Quoted passage:
++++++
It doesn't really get any simpler than this: a failed database connection should throw an exception and in almost every case developers should let it bubble up to the global handler. I'm sure they exist, but I couldn't find a single standard PHP library which actually uses exceptions.
There's a base exception class which you can extend, great! But why bother when you'll still have to do that oh-so-dated return value check all the time. PHP developers are quick to point out that PHP 5 has first class exception handling but slow to actually use it.
Other Issues
The fact that PHP is a loosely typed language can lead to significant difficulties for larger projects. Strongly-typed languages like C#, VB.NET and Java can take full advantages of compile-time checking and design-time tools (IDEs) while loosely-typed ones generally can't. (I have little experience with PHP IDEs, so maybe this isn't as much of a problem as I think it is). Like everything else we've covered, the lack of strong typing generally makes PHP ideal for smaller projects and problematic for larger ones.
.NET also has a clear edge when it comes to tool support. Visual Studio has long been considered one of the best IDEs around. It does cost a fair chunk of change (we are talking about medium/large apps though), but there's the free Express line which is quite adequate. For very large projects, PHP doesn't have anything like Team System. When it comes to profiling, debugging and refactoring ASP.NET is ahead by at least a couple years. VS.NET's projects, solutions and references are all integral to code re-use. PHP largely goes by the copy-n-paste approach.
Although both PHP and .NET lag behind Java when it comes to Agile methodologies, there's considerably more awareness and support for Test Driven Development, unit testing and Continuous Integration within the .NET community. .NET's tools are more mature and widely used. Searching for information on TDD, unit testing and CI for PHP returns only a handful of useful/relevant hits.
++++++
Data records:
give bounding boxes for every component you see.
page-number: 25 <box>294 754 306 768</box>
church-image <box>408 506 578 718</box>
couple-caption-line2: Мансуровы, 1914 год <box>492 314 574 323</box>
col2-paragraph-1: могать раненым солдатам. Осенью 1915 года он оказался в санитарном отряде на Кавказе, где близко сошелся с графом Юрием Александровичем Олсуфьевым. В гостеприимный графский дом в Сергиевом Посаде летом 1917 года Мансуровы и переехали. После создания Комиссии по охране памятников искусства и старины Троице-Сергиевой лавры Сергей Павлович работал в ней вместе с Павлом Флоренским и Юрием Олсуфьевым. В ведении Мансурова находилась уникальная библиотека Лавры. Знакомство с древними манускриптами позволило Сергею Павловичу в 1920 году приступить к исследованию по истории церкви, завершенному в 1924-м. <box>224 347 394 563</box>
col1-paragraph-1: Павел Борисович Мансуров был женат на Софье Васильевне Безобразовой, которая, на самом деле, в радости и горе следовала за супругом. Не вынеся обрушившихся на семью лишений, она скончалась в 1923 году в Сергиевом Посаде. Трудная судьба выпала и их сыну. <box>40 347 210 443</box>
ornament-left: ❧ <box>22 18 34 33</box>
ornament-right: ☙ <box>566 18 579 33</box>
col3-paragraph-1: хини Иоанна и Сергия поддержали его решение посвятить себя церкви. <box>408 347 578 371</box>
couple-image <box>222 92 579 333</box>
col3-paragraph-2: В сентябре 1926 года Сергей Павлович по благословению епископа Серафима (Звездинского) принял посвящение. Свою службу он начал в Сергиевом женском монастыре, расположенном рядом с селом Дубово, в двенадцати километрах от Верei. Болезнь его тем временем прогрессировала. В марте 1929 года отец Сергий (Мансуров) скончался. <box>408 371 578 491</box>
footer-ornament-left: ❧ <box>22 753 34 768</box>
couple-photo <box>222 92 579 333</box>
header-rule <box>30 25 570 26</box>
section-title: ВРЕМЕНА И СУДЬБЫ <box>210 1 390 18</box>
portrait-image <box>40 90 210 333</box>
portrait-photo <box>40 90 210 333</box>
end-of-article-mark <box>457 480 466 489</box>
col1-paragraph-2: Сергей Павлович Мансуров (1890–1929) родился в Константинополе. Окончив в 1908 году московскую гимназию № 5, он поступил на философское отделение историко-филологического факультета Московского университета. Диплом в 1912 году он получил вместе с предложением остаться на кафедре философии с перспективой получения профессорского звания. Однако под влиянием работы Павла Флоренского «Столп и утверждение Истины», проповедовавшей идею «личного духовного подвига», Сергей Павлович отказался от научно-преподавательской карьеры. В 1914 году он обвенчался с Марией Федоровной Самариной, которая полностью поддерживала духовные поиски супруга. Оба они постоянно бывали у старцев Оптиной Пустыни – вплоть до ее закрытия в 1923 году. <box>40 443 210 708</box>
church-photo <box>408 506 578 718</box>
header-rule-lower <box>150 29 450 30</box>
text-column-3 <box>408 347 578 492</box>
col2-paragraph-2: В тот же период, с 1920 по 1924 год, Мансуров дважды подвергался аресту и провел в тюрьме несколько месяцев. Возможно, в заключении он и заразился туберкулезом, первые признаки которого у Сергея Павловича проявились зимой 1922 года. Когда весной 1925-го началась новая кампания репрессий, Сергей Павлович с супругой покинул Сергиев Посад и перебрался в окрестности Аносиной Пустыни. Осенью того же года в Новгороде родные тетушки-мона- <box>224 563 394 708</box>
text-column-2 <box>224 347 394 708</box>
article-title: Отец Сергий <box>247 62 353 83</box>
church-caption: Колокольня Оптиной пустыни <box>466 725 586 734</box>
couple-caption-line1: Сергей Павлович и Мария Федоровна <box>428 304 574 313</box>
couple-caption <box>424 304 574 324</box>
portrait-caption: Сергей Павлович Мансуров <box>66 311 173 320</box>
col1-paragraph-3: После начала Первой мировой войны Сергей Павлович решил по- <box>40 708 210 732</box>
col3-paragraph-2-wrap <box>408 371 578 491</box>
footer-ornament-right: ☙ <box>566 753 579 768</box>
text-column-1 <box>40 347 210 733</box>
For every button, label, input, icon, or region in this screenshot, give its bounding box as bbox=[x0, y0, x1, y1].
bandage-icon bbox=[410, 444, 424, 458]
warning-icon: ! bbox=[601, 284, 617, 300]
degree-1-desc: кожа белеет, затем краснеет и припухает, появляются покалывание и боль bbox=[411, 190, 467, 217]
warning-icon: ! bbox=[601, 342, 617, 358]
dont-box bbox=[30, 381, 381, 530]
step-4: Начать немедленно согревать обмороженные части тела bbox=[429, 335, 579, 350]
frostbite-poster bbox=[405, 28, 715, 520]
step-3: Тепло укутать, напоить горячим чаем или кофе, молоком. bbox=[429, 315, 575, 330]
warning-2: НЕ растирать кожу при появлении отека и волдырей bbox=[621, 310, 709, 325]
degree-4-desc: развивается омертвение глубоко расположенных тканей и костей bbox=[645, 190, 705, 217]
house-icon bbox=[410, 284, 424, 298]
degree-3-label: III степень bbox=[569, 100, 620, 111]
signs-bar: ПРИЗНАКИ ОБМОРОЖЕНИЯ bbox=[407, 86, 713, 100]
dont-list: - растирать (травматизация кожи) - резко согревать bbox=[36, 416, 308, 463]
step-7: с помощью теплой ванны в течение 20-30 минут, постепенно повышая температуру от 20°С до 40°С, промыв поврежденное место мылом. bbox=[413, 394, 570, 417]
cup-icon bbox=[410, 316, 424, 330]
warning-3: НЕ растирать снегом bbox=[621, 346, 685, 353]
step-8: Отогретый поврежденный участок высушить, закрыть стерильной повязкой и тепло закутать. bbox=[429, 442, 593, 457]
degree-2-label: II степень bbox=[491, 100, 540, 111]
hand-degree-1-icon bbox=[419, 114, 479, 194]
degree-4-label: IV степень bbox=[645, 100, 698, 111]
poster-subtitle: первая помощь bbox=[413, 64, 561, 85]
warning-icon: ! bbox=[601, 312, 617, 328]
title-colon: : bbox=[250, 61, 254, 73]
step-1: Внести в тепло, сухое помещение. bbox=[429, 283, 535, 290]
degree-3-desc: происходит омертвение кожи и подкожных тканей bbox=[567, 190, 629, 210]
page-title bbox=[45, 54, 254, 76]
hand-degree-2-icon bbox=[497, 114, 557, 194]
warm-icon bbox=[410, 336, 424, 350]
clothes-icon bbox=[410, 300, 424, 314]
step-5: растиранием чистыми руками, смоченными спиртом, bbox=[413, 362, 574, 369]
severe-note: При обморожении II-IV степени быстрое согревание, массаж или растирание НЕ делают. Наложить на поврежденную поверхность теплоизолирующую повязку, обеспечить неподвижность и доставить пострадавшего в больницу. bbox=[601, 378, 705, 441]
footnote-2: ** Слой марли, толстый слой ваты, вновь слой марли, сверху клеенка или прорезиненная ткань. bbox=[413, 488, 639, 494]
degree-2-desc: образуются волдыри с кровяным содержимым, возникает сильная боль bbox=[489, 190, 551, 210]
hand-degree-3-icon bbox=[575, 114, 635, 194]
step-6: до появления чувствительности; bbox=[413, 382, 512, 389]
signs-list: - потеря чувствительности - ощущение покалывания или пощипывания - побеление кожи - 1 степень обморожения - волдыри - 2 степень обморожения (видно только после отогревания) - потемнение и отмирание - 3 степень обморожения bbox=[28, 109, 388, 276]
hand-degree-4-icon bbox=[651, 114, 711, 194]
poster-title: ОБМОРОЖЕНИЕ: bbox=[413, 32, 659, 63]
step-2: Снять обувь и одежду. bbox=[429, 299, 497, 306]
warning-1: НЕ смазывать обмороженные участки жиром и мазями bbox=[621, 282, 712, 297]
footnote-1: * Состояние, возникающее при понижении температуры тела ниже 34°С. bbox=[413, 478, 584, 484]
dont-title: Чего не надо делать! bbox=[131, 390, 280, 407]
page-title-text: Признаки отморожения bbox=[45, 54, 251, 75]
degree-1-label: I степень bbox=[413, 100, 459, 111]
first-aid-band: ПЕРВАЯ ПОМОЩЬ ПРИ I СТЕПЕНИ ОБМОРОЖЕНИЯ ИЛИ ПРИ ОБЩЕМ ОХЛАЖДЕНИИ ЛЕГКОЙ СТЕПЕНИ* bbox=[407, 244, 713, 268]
++++++
Questions to answer:
1. In the passage comparing PHP and .NET, what does PHP lack for very large projects?
2. Continue the passage comparing PHP and .NET, starting right after its last sentence.

Expected results:
1. It has nothing like Team System.

2.
Conclusion
VB6 and VBA share a lot more in common with PHP than with either VB.NET or C#. More pointedly, VB6 developers share a lot in common with PHP developers. Despite having some of the necessary tools, PHP developers (including those working on the actual PHP codebase itself) seem unwilling or unable to make use of core software engineering methodologies.
From my own experience, and the countless of online tutorials and blogs, many PHP developers are guilty of the same crap code VB developers were once renowned for. OO, N-Tier, exception handling, domain modeling, refactoring and unit testing are all foreign concepts in the PHP world.
This isn't an anti-PHP rant – it's a using the right tool for the job rant. There are frameworks out there for PHP which help solve a lot of the inherent issues, but like ASP.NET some of the limitations are built-in (you can't get around C#'s strong-typing and you can't get around PHP's loose-typing). There are MVC frameworks, O/R mapping frameworks and Agile tools. Despite those, with the 5 year anniversary of ASP.NET a couple months away, and significant innovation in the next release of .NET, PHP is starting to lag far behind.